Information provided:
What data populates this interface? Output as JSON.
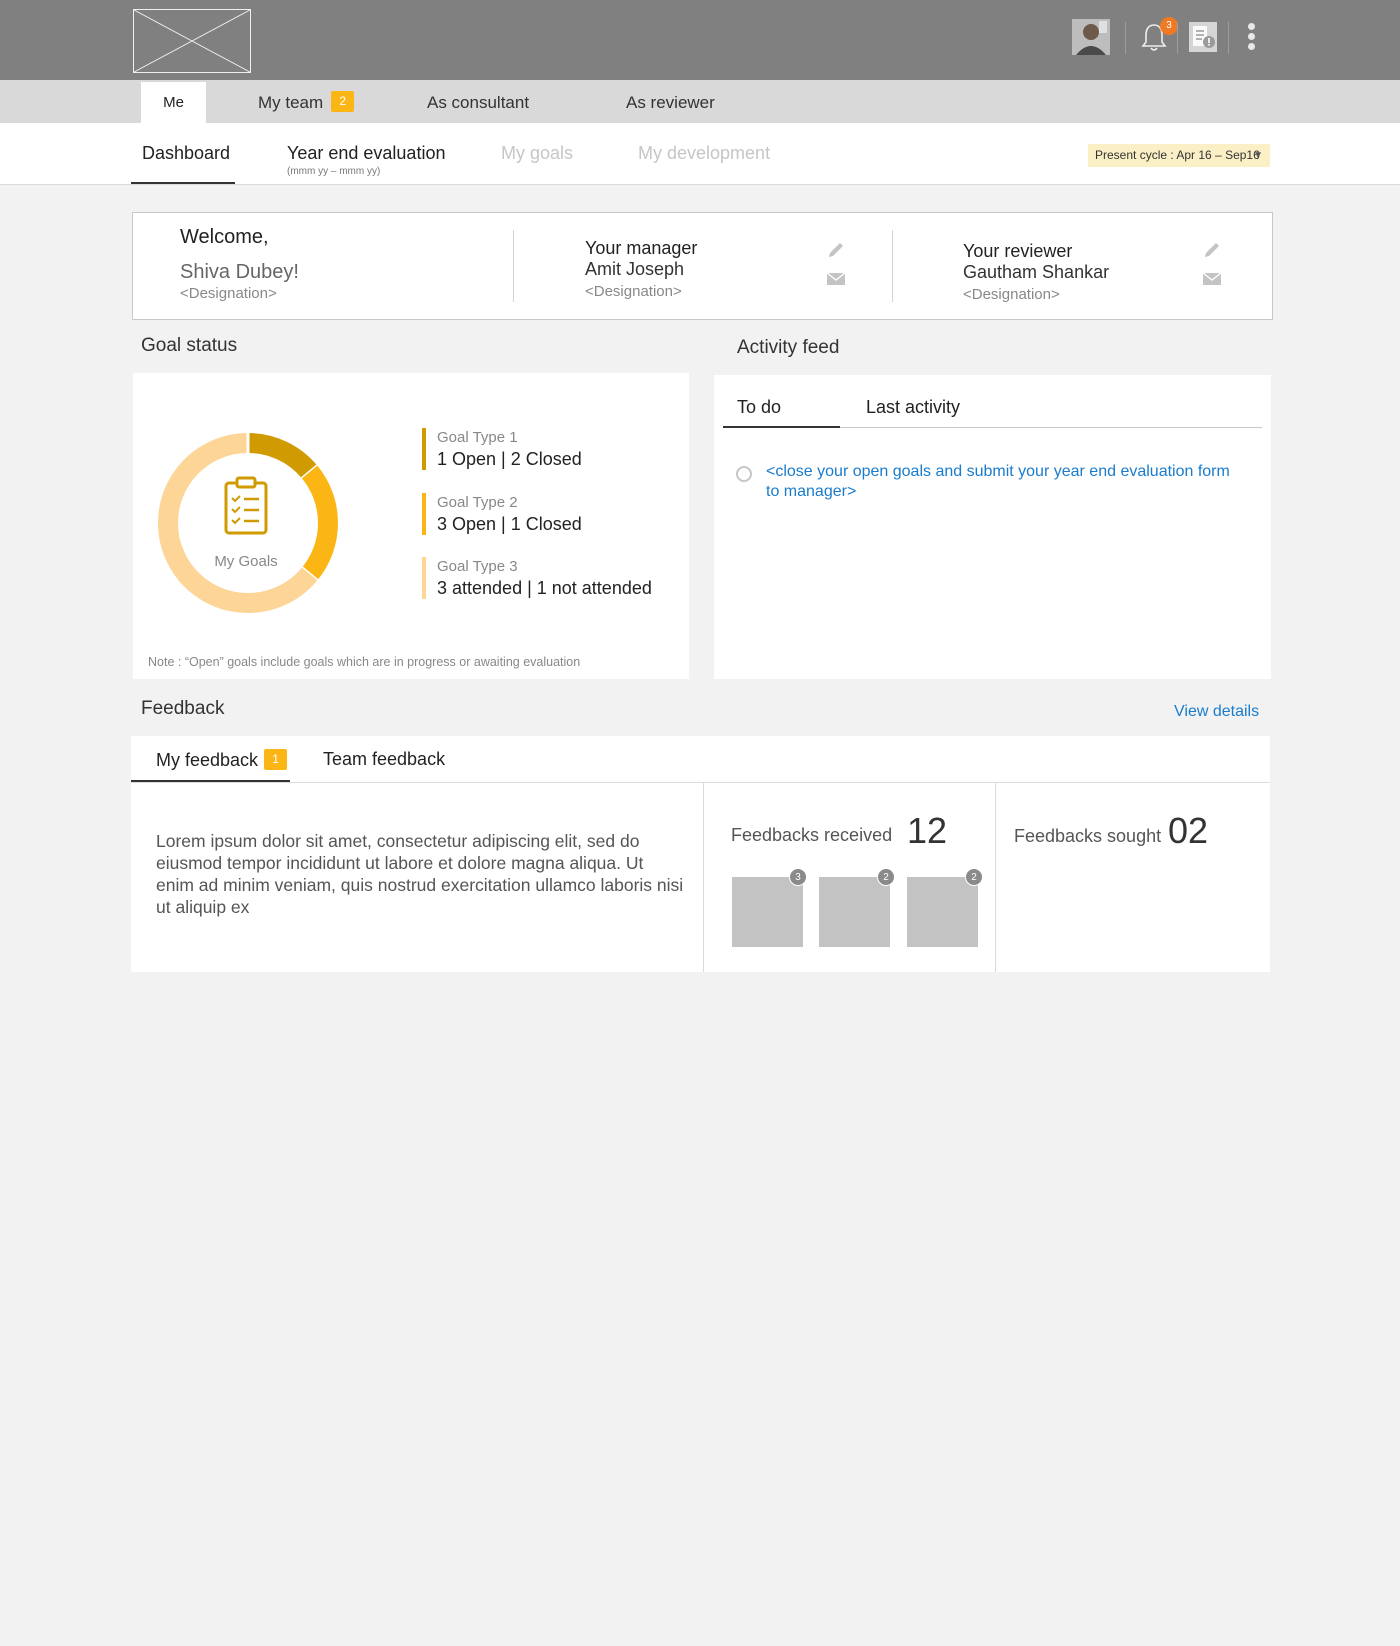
{
  "header": {
    "notification_count": "3"
  },
  "nav": {
    "primary_tabs": [
      {
        "label": "Me"
      },
      {
        "label": "My team",
        "badge": "2"
      },
      {
        "label": "As consultant"
      },
      {
        "label": "As reviewer"
      }
    ],
    "secondary_tabs": [
      {
        "label": "Dashboard"
      },
      {
        "label": "Year end evaluation",
        "sub": "(mmm yy – mmm yy)"
      },
      {
        "label": "My goals"
      },
      {
        "label": "My development"
      }
    ],
    "cycle_selector": "Present cycle : Apr 16 – Sep16"
  },
  "welcome": {
    "greeting": "Welcome,",
    "user_name": "Shiva Dubey!",
    "user_designation": "<Designation>",
    "manager_label": "Your manager",
    "manager_name": "Amit Joseph",
    "manager_designation": "<Designation>",
    "reviewer_label": "Your reviewer",
    "reviewer_name": "Gautham Shankar",
    "reviewer_designation": "<Designation>"
  },
  "goal_status": {
    "heading": "Goal status",
    "center_label": "My Goals",
    "entries": [
      {
        "type": "Goal Type 1",
        "value": "1 Open | 2 Closed",
        "color": "#d09a02"
      },
      {
        "type": "Goal Type 2",
        "value": "3 Open | 1 Closed",
        "color": "#fbb615"
      },
      {
        "type": "Goal Type 3",
        "value": "3 attended | 1 not attended",
        "color": "#fdd597"
      }
    ],
    "note": "Note : “Open” goals include goals which are in progress or awaiting evaluation",
    "donut_fractions": [
      0.14,
      0.22,
      0.64
    ]
  },
  "activity_feed": {
    "heading": "Activity feed",
    "tabs": [
      "To do",
      "Last activity"
    ],
    "todo_item": "<close your open goals and submit your year end evaluation form to manager>"
  },
  "feedback": {
    "heading": "Feedback",
    "view_details": "View details",
    "tabs": [
      {
        "label": "My feedback",
        "badge": "1"
      },
      {
        "label": "Team feedback"
      }
    ],
    "body_text": "Lorem ipsum dolor sit amet, consectetur adipiscing elit, sed do eiusmod tempor incididunt ut labore et dolore magna aliqua. Ut enim ad minim veniam, quis nostrud exercitation ullamco laboris nisi ut aliquip ex",
    "received_label": "Feedbacks received",
    "received_count": "12",
    "thumb_badges": [
      "3",
      "2",
      "2"
    ],
    "sought_label": "Feedbacks sought",
    "sought_count": "02"
  },
  "colors": {
    "accent_blue": "#1a7ccc",
    "badge_yellow": "#fbb615",
    "notification_orange": "#f07a24",
    "header_gray": "#808080"
  }
}
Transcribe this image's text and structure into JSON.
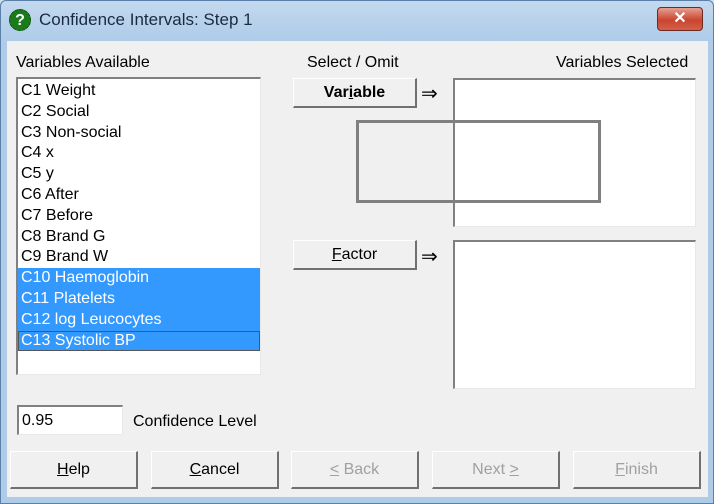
{
  "window": {
    "title": "Confidence Intervals: Step 1",
    "icon": "help-question-icon",
    "close_label": "✕"
  },
  "labels": {
    "variables_available": "Variables Available",
    "select_omit": "Select / Omit",
    "variables_selected": "Variables Selected",
    "confidence_level": "Confidence Level"
  },
  "variables_available": [
    {
      "label": "C1 Weight",
      "selected": false
    },
    {
      "label": "C2 Social",
      "selected": false
    },
    {
      "label": "C3 Non-social",
      "selected": false
    },
    {
      "label": "C4 x",
      "selected": false
    },
    {
      "label": "C5 y",
      "selected": false
    },
    {
      "label": "C6 After",
      "selected": false
    },
    {
      "label": "C7 Before",
      "selected": false
    },
    {
      "label": "C8 Brand G",
      "selected": false
    },
    {
      "label": "C9 Brand W",
      "selected": false
    },
    {
      "label": "C10 Haemoglobin",
      "selected": true
    },
    {
      "label": "C11 Platelets",
      "selected": true
    },
    {
      "label": "C12 log Leucocytes",
      "selected": true
    },
    {
      "label": "C13 Systolic BP",
      "selected": true,
      "focused": true
    }
  ],
  "variables_selected": [],
  "factor_selected": [],
  "buttons": {
    "variable": {
      "pre": "Var",
      "ul": "i",
      "post": "able"
    },
    "factor": {
      "pre": "",
      "ul": "F",
      "post": "actor"
    },
    "help": {
      "pre": "",
      "ul": "H",
      "post": "elp"
    },
    "cancel": {
      "pre": "",
      "ul": "C",
      "post": "ancel"
    },
    "back": {
      "pre": "",
      "ul": "<",
      "post": " Back"
    },
    "next": {
      "pre": "Next ",
      "ul": ">",
      "post": ""
    },
    "finish": {
      "pre": "",
      "ul": "F",
      "post": "inish"
    }
  },
  "arrow_glyph": "⇒",
  "confidence_level_value": "0.95"
}
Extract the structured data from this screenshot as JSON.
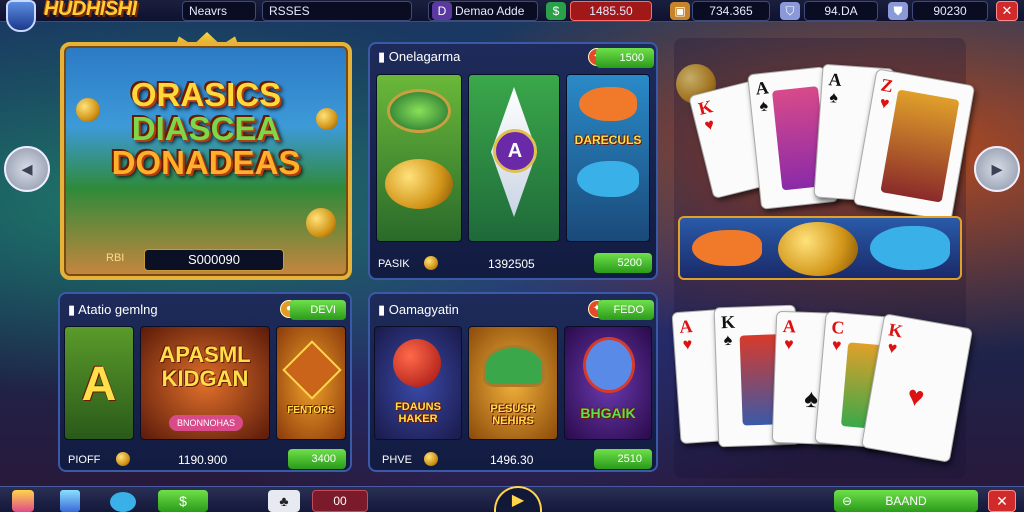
{
  "header": {
    "logo_text": "HUDHISHI",
    "tab_1": "Neavrs",
    "tab_2": "RSSES",
    "demo_label": "Demao Adde",
    "stat_1": "1485.50",
    "stat_2": "734.365",
    "stat_3": "94.DA",
    "stat_4": "90230",
    "close": "✕"
  },
  "featured": {
    "title_line1": "ORASICS",
    "title_line2": "DIASCEA",
    "title_line3": "DONADEAS",
    "label": "RBI",
    "value": "S000090"
  },
  "panel_top_center": {
    "title": "Onelagarma",
    "badge": "1500",
    "tile_text": "DARECULS",
    "footer_label": "PASIK",
    "footer_value": "1392505",
    "footer_badge": "5200"
  },
  "panel_bottom_left": {
    "title": "Atatio gemlng",
    "badge": "DEVI",
    "tile_a": "A",
    "tile_main_1": "APASML",
    "tile_main_2": "KIDGAN",
    "tile_main_sub": "BNONNOHAS",
    "tile_right": "FENTORS",
    "footer_label": "PIOFF",
    "footer_value": "1190.900",
    "footer_badge": "3400"
  },
  "panel_bottom_center": {
    "title": "Oamagyatin",
    "badge": "FEDO",
    "tile_1": "FDAUNS HAKER",
    "tile_2": "PESUSR NEHIRS",
    "tile_3": "BHGAIK",
    "footer_label": "PHVE",
    "footer_value": "1496.30",
    "footer_badge": "2510"
  },
  "cards_top": [
    "K",
    "A",
    "A",
    "Z"
  ],
  "cards_bottom": [
    "A",
    "K",
    "A",
    "C",
    "K"
  ],
  "bottom_bar": {
    "button_1": "00",
    "action_label": "BAAND"
  },
  "colors": {
    "gold": "#ffd93a",
    "panel_border": "#3a5aa8",
    "green_badge": "#2a9a1a",
    "close_red": "#d12a2a"
  }
}
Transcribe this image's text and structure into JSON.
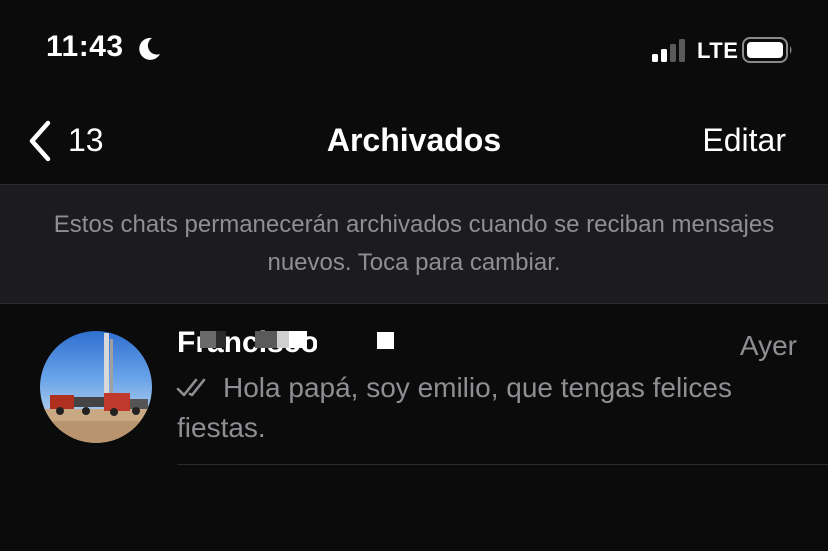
{
  "status_bar": {
    "time": "11:43",
    "network": "LTE",
    "icons": [
      "moon-icon",
      "signal-icon",
      "battery-icon"
    ]
  },
  "nav": {
    "back_count": "13",
    "title": "Archivados",
    "edit_label": "Editar"
  },
  "banner": {
    "text": "Estos chats permanecerán archivados cuando se reciban mensajes nuevos. Toca para cambiar."
  },
  "chats": [
    {
      "name": "Francisco",
      "time": "Ayer",
      "preview": "Hola papá, soy emilio, que tengas felices fiestas.",
      "status_icon": "double-check-icon"
    }
  ],
  "colors": {
    "background": "#0b0b0b",
    "banner": "#1c1c1e",
    "secondary_text": "#8e8e93",
    "divider": "#2c2c2e"
  }
}
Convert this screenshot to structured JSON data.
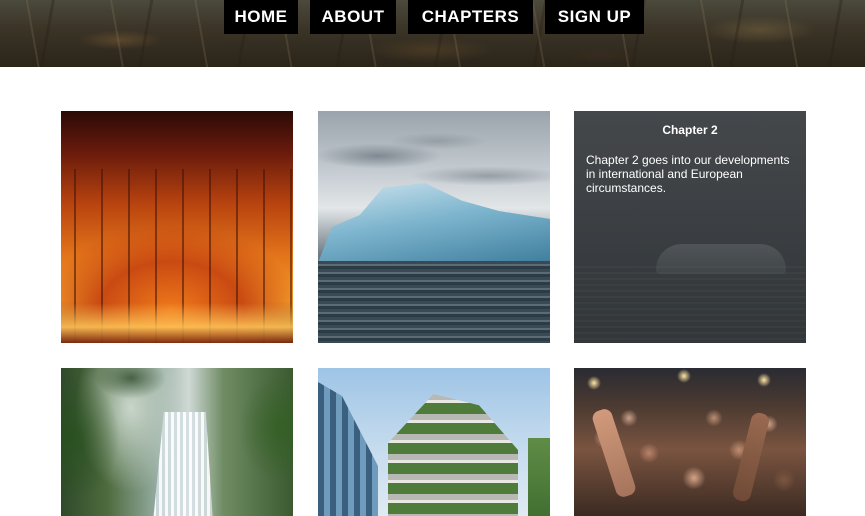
{
  "nav": {
    "home": "HOME",
    "about": "ABOUT",
    "chapters": "CHAPTERS",
    "sign_up": "SIGN UP"
  },
  "tiles": [
    {
      "image": "wildfire-forest"
    },
    {
      "image": "iceberg-sea"
    },
    {
      "image": "flooded-car",
      "title": "Chapter 2",
      "text": "Chapter 2 goes into our developments in international and European circumstances."
    },
    {
      "image": "jungle-waterfall"
    },
    {
      "image": "vertical-forest-building"
    },
    {
      "image": "concert-crowd"
    }
  ]
}
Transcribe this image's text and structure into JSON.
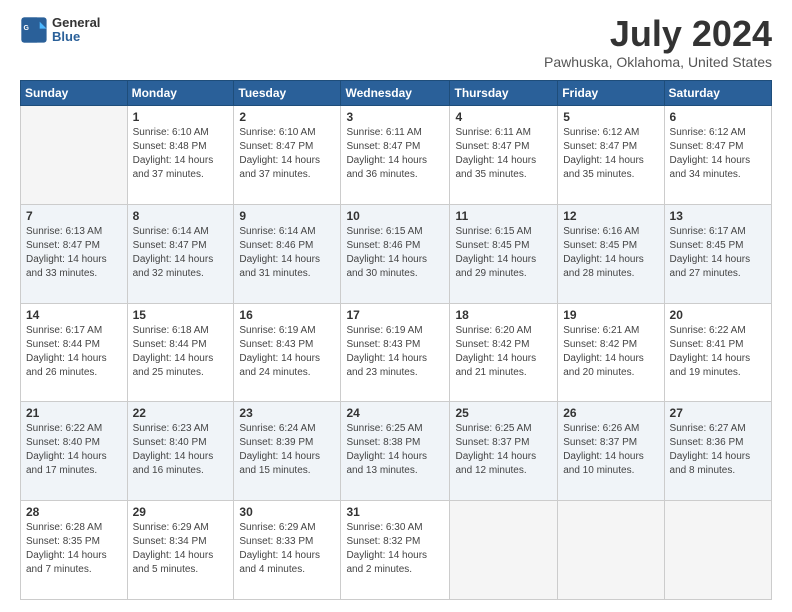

What you will do:
Print the complete listing exactly, apart from any pictures.

In response:
What data populates this interface? Output as JSON.
{
  "header": {
    "notification_count": "3"
  },
  "nav": {
    "primary_tabs": [
      {
        "label": "Me"
      },
      {
        "label": "My team",
        "badge": "2"
      },
      {
        "label": "As consultant"
      },
      {
        "label": "As reviewer"
      }
    ],
    "secondary_tabs": [
      {
        "label": "Dashboard"
      },
      {
        "label": "Year end evaluation",
        "sub": "(mmm yy – mmm yy)"
      },
      {
        "label": "My goals"
      },
      {
        "label": "My development"
      }
    ],
    "cycle_selector": "Present cycle : Apr 16 – Sep16"
  },
  "welcome": {
    "greeting": "Welcome,",
    "user_name": "Shiva Dubey!",
    "user_designation": "<Designation>",
    "manager_label": "Your manager",
    "manager_name": "Amit Joseph",
    "manager_designation": "<Designation>",
    "reviewer_label": "Your reviewer",
    "reviewer_name": "Gautham Shankar",
    "reviewer_designation": "<Designation>"
  },
  "goal_status": {
    "heading": "Goal status",
    "center_label": "My Goals",
    "entries": [
      {
        "type": "Goal Type 1",
        "value": "1 Open | 2 Closed",
        "color": "#d09a02"
      },
      {
        "type": "Goal Type 2",
        "value": "3 Open | 1 Closed",
        "color": "#fbb615"
      },
      {
        "type": "Goal Type 3",
        "value": "3 attended | 1 not attended",
        "color": "#fdd597"
      }
    ],
    "note": "Note : “Open” goals include goals which are in progress or awaiting evaluation",
    "donut_fractions": [
      0.14,
      0.22,
      0.64
    ]
  },
  "activity_feed": {
    "heading": "Activity feed",
    "tabs": [
      "To do",
      "Last activity"
    ],
    "todo_item": "<close your open goals and submit your year end evaluation form to manager>"
  },
  "feedback": {
    "heading": "Feedback",
    "view_details": "View details",
    "tabs": [
      {
        "label": "My feedback",
        "badge": "1"
      },
      {
        "label": "Team feedback"
      }
    ],
    "body_text": "Lorem ipsum dolor sit amet, consectetur adipiscing elit, sed do eiusmod tempor incididunt ut labore et dolore magna aliqua. Ut enim ad minim veniam, quis nostrud exercitation ullamco laboris nisi ut aliquip ex",
    "received_label": "Feedbacks received",
    "received_count": "12",
    "thumb_badges": [
      "3",
      "2",
      "2"
    ],
    "sought_label": "Feedbacks sought",
    "sought_count": "02"
  },
  "colors": {
    "accent_blue": "#1a7ccc",
    "badge_yellow": "#fbb615",
    "notification_orange": "#f07a24",
    "header_gray": "#808080"
  }
}
Transcribe this image's text and structure into JSON.
{
  "window": {
    "title": "Confidence Intervals: Step 1",
    "icon": "help-question-icon",
    "close_label": "✕"
  },
  "labels": {
    "variables_available": "Variables Available",
    "select_omit": "Select / Omit",
    "variables_selected": "Variables Selected",
    "confidence_level": "Confidence Level"
  },
  "variables_available": [
    {
      "label": "C1 Weight",
      "selected": false
    },
    {
      "label": "C2 Social",
      "selected": false
    },
    {
      "label": "C3 Non-social",
      "selected": false
    },
    {
      "label": "C4 x",
      "selected": false
    },
    {
      "label": "C5 y",
      "selected": false
    },
    {
      "label": "C6 After",
      "selected": false
    },
    {
      "label": "C7 Before",
      "selected": false
    },
    {
      "label": "C8 Brand G",
      "selected": false
    },
    {
      "label": "C9 Brand W",
      "selected": false
    },
    {
      "label": "C10 Haemoglobin",
      "selected": true
    },
    {
      "label": "C11 Platelets",
      "selected": true
    },
    {
      "label": "C12 log Leucocytes",
      "selected": true
    },
    {
      "label": "C13 Systolic BP",
      "selected": true,
      "focused": true
    }
  ],
  "variables_selected": [],
  "factor_selected": [],
  "buttons": {
    "variable": {
      "pre": "Var",
      "ul": "i",
      "post": "able"
    },
    "factor": {
      "pre": "",
      "ul": "F",
      "post": "actor"
    },
    "help": {
      "pre": "",
      "ul": "H",
      "post": "elp"
    },
    "cancel": {
      "pre": "",
      "ul": "C",
      "post": "ancel"
    },
    "back": {
      "pre": "",
      "ul": "<",
      "post": " Back"
    },
    "next": {
      "pre": "Next ",
      "ul": ">",
      "post": ""
    },
    "finish": {
      "pre": "",
      "ul": "F",
      "post": "inish"
    }
  },
  "arrow_glyph": "⇒",
  "confidence_level_value": "0.95"
}
Extract the structured data from this screenshot as JSON.
{
  "header": {
    "logo_text": "HUDHISHI",
    "tab_1": "Neavrs",
    "tab_2": "RSSES",
    "demo_label": "Demao Adde",
    "stat_1": "1485.50",
    "stat_2": "734.365",
    "stat_3": "94.DA",
    "stat_4": "90230",
    "close": "✕"
  },
  "featured": {
    "title_line1": "ORASICS",
    "title_line2": "DIASCEA",
    "title_line3": "DONADEAS",
    "label": "RBI",
    "value": "S000090"
  },
  "panel_top_center": {
    "title": "Onelagarma",
    "badge": "1500",
    "tile_text": "DARECULS",
    "footer_label": "PASIK",
    "footer_value": "1392505",
    "footer_badge": "5200"
  },
  "panel_bottom_left": {
    "title": "Atatio gemlng",
    "badge": "DEVI",
    "tile_a": "A",
    "tile_main_1": "APASML",
    "tile_main_2": "KIDGAN",
    "tile_main_sub": "BNONNOHAS",
    "tile_right": "FENTORS",
    "footer_label": "PIOFF",
    "footer_value": "1190.900",
    "footer_badge": "3400"
  },
  "panel_bottom_center": {
    "title": "Oamagyatin",
    "badge": "FEDO",
    "tile_1": "FDAUNS HAKER",
    "tile_2": "PESUSR NEHIRS",
    "tile_3": "BHGAIK",
    "footer_label": "PHVE",
    "footer_value": "1496.30",
    "footer_badge": "2510"
  },
  "cards_top": [
    "K",
    "A",
    "A",
    "Z"
  ],
  "cards_bottom": [
    "A",
    "K",
    "A",
    "C",
    "K"
  ],
  "bottom_bar": {
    "button_1": "00",
    "action_label": "BAAND"
  },
  "colors": {
    "gold": "#ffd93a",
    "panel_border": "#3a5aa8",
    "green_badge": "#2a9a1a",
    "close_red": "#d12a2a"
  }
}
Transcribe this image's text and structure into JSON.
{
  "status_bar": {
    "time": "11:43",
    "network": "LTE",
    "icons": [
      "moon-icon",
      "signal-icon",
      "battery-icon"
    ]
  },
  "nav": {
    "back_count": "13",
    "title": "Archivados",
    "edit_label": "Editar"
  },
  "banner": {
    "text": "Estos chats permanecerán archivados cuando se reciban mensajes nuevos. Toca para cambiar."
  },
  "chats": [
    {
      "name": "Francisco",
      "time": "Ayer",
      "preview": "Hola papá, soy emilio, que tengas felices fiestas.",
      "status_icon": "double-check-icon"
    }
  ],
  "colors": {
    "background": "#0b0b0b",
    "banner": "#1c1c1e",
    "secondary_text": "#8e8e93",
    "divider": "#2c2c2e"
  }
}
Convert this screenshot to structured JSON data.
{
  "nav": {
    "home": "HOME",
    "about": "ABOUT",
    "chapters": "CHAPTERS",
    "sign_up": "SIGN UP"
  },
  "tiles": [
    {
      "image": "wildfire-forest"
    },
    {
      "image": "iceberg-sea"
    },
    {
      "image": "flooded-car",
      "title": "Chapter 2",
      "text": "Chapter 2 goes into our developments in international and European circumstances."
    },
    {
      "image": "jungle-waterfall"
    },
    {
      "image": "vertical-forest-building"
    },
    {
      "image": "concert-crowd"
    }
  ]
}
Transcribe this image's text and structure into JSON.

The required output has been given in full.